» The request:
Looking at the listing, state how many of its lines contain the string "axis". Write only the number.

Rows from a figure dataset
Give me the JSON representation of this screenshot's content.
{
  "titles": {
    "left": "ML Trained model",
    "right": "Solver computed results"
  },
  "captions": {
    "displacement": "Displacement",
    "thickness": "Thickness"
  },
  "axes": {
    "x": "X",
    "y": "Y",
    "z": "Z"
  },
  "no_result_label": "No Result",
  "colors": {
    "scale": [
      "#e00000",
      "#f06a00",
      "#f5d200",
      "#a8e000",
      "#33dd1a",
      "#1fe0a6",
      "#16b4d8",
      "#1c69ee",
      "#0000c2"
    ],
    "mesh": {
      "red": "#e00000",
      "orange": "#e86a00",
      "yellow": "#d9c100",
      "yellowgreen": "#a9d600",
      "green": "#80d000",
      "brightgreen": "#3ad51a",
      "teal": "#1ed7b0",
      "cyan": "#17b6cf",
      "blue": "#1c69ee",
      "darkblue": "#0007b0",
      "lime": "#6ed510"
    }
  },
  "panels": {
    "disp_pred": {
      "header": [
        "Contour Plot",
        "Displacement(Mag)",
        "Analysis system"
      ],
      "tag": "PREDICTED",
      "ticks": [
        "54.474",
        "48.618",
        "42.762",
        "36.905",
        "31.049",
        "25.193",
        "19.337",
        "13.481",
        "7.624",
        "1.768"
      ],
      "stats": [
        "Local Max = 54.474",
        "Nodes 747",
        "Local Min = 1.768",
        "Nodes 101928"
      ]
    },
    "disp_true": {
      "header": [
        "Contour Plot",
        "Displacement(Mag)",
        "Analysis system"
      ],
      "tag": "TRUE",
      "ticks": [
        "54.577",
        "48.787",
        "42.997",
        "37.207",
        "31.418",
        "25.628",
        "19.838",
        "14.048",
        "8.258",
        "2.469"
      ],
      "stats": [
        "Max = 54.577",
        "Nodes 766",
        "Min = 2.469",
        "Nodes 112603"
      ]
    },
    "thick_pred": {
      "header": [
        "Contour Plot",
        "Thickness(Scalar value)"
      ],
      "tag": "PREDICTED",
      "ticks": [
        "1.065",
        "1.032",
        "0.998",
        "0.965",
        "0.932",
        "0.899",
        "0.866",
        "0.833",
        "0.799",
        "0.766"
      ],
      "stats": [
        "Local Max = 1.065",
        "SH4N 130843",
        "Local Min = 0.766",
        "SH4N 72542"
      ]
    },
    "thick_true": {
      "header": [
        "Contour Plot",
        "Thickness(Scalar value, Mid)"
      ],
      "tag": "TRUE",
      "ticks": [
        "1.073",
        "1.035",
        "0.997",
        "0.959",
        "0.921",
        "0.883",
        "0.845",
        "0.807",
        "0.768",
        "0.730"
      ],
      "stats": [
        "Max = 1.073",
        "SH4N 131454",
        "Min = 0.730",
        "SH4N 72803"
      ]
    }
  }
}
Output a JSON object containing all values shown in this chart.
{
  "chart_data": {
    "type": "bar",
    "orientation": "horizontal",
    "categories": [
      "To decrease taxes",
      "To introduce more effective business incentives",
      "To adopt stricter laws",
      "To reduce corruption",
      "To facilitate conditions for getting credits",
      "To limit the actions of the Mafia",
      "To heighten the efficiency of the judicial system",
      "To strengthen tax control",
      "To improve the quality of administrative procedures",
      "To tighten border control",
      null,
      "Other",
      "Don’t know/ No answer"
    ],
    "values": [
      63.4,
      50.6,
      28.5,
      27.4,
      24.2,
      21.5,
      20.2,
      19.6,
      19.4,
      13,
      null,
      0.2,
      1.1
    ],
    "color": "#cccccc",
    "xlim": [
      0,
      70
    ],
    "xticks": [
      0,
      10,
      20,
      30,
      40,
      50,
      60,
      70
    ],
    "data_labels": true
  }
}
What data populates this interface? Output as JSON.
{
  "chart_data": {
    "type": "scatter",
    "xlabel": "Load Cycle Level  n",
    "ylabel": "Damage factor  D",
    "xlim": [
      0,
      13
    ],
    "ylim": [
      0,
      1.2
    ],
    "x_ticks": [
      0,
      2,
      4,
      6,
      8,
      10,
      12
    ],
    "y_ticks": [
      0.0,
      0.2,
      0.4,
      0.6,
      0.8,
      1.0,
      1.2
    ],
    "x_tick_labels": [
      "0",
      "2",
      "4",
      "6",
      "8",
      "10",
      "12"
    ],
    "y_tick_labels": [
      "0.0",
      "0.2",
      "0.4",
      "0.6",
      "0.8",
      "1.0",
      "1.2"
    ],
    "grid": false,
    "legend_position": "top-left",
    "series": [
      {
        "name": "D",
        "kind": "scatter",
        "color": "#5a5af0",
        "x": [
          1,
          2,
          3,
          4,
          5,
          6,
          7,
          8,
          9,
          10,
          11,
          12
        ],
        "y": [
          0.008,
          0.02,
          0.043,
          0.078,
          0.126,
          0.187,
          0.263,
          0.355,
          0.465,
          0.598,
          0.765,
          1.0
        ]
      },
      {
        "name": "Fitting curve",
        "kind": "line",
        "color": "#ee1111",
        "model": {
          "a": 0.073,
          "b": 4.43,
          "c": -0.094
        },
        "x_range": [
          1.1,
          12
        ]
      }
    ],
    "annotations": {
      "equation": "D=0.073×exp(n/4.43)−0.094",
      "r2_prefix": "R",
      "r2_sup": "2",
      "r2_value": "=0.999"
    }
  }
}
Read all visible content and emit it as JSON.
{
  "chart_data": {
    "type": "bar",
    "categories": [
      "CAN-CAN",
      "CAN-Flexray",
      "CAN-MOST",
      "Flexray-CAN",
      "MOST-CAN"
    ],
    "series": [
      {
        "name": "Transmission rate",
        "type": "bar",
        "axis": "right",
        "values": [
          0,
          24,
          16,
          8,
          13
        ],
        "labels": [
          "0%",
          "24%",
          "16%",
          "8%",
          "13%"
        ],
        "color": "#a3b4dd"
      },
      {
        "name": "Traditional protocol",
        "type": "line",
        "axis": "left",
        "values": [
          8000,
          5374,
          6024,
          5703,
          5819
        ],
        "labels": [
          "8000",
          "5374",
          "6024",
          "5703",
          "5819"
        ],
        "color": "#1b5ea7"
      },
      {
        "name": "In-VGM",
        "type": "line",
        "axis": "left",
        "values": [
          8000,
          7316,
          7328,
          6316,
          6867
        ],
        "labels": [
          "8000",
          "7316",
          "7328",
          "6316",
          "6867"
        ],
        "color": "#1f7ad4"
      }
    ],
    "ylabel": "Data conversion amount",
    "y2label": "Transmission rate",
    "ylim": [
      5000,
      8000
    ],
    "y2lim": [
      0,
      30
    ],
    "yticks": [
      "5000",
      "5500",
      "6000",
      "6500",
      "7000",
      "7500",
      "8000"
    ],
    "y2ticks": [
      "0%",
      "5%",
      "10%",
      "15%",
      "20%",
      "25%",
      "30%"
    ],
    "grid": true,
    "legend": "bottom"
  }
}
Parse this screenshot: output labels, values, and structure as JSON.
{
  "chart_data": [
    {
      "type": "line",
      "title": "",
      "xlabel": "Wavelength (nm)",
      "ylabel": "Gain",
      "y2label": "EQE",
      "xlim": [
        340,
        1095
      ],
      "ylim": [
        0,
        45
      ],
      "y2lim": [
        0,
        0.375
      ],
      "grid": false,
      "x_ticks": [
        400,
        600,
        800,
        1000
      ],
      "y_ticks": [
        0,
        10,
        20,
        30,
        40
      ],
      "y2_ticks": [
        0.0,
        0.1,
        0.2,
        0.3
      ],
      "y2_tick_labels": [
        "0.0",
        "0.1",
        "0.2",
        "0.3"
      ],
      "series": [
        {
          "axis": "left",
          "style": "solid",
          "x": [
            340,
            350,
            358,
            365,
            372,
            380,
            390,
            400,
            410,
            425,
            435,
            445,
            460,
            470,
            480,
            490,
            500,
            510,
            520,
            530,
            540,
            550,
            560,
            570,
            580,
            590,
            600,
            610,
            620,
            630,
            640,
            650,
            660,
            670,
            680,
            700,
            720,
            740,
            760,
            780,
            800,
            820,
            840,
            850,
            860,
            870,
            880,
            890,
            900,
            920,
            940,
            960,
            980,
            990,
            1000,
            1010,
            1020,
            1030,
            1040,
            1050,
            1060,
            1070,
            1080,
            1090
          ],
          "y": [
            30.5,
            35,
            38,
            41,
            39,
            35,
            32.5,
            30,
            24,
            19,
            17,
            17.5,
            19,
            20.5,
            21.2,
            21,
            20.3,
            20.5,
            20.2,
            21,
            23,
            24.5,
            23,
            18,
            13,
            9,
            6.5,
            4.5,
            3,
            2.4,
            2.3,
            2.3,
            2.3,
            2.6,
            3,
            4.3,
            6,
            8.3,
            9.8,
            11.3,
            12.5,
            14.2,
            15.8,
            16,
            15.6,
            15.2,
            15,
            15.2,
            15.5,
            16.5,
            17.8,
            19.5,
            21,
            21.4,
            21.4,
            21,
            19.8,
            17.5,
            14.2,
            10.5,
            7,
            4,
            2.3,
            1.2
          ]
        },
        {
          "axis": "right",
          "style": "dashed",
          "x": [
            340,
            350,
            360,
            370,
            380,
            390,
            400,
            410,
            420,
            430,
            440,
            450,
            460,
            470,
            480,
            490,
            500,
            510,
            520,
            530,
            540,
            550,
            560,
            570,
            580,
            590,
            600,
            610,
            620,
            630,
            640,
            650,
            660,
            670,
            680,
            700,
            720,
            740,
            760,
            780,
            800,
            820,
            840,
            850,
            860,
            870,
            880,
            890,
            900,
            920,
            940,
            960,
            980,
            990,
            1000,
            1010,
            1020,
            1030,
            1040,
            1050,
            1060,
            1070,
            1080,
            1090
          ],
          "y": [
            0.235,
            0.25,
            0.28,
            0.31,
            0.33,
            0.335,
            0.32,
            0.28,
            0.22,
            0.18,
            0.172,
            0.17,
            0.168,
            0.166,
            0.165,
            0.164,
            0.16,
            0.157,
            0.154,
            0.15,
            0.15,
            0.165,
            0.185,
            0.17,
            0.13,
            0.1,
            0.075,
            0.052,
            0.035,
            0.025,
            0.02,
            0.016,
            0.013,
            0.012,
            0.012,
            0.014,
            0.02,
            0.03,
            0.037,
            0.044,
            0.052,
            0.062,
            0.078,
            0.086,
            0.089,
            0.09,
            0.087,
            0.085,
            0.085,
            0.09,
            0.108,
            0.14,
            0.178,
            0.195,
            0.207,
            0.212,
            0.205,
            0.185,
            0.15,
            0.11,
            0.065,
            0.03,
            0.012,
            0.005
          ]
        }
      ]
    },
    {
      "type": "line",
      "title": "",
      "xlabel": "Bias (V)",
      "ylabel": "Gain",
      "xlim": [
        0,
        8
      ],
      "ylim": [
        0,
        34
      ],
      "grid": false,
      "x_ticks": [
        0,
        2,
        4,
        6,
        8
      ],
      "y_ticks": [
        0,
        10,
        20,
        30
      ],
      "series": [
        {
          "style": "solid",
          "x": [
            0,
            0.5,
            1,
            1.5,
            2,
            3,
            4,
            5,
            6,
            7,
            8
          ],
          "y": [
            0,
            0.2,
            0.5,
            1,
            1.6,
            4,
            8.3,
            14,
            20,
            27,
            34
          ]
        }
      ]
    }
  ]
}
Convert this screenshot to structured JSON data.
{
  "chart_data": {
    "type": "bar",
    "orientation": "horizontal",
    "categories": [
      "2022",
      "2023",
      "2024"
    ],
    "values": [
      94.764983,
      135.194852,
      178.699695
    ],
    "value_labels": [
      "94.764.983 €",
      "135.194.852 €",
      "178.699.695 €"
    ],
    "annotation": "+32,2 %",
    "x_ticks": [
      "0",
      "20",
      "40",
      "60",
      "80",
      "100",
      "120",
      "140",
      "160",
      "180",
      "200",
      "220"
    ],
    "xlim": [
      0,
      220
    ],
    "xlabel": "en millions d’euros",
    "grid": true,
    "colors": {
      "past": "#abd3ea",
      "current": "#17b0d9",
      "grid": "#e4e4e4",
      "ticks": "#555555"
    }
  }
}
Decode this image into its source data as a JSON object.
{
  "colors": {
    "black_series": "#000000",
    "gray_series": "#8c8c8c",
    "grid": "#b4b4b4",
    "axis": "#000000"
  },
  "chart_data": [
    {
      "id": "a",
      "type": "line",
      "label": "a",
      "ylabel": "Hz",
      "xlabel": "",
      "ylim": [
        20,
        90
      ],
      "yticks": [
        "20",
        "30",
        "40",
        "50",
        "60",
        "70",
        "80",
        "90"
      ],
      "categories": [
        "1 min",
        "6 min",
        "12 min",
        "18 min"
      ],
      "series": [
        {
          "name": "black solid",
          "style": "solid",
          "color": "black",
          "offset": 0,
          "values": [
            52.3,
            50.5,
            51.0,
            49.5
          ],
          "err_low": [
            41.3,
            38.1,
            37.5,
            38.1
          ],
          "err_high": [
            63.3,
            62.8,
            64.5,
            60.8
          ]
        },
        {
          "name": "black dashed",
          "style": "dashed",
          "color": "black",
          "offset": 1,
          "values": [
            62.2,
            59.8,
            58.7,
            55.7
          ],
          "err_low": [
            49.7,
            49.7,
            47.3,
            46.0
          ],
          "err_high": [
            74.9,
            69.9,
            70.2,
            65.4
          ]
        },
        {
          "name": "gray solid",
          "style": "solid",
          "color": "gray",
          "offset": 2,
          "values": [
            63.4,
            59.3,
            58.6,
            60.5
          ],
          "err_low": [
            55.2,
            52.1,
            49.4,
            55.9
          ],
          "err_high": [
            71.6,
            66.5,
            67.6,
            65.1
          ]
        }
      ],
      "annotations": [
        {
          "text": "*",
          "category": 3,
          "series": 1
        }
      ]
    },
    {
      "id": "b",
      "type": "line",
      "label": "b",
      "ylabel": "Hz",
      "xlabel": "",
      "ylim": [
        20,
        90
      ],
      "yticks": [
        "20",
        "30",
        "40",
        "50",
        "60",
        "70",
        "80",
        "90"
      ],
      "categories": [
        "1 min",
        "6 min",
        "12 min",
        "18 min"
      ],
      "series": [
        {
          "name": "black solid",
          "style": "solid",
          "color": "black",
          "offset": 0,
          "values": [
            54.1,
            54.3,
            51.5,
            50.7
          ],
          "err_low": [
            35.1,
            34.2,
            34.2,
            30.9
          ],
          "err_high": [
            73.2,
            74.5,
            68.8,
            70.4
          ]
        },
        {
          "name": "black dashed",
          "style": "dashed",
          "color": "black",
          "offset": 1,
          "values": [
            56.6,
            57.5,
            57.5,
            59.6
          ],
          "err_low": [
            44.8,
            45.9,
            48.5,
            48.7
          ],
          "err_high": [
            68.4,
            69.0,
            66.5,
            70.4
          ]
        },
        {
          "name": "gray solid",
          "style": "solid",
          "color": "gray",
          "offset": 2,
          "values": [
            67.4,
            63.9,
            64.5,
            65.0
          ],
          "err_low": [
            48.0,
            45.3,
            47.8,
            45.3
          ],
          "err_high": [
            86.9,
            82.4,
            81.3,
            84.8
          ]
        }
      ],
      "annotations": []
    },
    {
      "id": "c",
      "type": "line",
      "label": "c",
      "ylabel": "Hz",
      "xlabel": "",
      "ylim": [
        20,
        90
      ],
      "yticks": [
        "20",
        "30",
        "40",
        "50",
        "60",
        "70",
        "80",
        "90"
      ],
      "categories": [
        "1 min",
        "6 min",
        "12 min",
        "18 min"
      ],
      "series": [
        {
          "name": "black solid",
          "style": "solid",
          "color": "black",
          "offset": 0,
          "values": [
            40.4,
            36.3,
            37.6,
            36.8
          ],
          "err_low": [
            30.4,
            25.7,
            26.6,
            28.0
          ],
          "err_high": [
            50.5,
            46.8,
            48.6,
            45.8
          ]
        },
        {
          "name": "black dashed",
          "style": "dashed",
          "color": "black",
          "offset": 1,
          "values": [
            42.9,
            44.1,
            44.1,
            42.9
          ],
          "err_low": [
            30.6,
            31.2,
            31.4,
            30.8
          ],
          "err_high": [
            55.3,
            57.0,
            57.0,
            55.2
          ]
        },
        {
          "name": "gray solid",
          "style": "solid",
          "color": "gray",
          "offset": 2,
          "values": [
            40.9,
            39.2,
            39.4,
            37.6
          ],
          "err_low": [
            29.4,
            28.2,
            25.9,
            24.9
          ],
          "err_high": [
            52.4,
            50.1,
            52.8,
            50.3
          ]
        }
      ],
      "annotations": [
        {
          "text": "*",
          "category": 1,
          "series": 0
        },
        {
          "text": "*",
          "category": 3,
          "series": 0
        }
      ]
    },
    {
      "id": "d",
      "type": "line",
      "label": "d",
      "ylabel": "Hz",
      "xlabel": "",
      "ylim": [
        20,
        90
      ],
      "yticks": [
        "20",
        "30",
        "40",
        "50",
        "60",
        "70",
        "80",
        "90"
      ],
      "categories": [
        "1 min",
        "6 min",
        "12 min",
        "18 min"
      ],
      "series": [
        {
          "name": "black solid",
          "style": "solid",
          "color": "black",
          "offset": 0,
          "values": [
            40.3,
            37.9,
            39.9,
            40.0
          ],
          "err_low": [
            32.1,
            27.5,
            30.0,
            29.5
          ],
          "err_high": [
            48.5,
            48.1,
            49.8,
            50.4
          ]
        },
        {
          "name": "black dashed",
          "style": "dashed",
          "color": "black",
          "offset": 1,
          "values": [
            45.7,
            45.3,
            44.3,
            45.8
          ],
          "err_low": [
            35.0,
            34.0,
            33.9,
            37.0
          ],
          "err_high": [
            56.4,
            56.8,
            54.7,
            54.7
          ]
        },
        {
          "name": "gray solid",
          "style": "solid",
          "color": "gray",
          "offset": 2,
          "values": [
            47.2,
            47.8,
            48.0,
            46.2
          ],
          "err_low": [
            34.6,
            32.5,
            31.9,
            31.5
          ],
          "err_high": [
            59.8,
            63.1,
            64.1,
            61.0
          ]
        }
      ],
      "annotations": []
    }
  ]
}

» Solved exercise:
6